Every line that contains the word "出现质量亏损" should be copied out.

Given entries =>

* * *

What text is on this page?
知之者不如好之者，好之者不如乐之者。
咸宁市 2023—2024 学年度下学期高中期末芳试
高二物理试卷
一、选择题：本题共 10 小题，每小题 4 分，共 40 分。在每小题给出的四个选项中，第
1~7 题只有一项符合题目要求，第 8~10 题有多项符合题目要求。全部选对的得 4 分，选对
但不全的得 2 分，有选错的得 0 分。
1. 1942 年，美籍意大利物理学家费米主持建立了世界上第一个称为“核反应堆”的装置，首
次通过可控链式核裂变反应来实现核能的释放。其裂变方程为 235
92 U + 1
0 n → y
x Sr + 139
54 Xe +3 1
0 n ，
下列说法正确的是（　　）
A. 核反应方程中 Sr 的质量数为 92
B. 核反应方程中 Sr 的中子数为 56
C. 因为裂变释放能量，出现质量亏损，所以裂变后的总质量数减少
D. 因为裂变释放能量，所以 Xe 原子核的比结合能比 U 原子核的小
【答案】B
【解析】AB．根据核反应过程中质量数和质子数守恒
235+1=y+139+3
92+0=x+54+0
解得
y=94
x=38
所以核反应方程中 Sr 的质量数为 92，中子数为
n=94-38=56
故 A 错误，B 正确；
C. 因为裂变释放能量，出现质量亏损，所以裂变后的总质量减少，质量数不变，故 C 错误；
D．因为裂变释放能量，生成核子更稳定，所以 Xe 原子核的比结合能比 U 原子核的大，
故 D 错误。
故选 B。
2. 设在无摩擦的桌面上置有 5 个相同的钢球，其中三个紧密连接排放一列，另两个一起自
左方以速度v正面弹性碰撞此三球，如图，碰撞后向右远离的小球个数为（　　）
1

* * *

Task response =>
C. 因为裂变释放能量，出现质量亏损，所以裂变后的总质量数减少
C. 因为裂变释放能量，出现质量亏损，所以裂变后的总质量减少，质量数不变，故 C 错误；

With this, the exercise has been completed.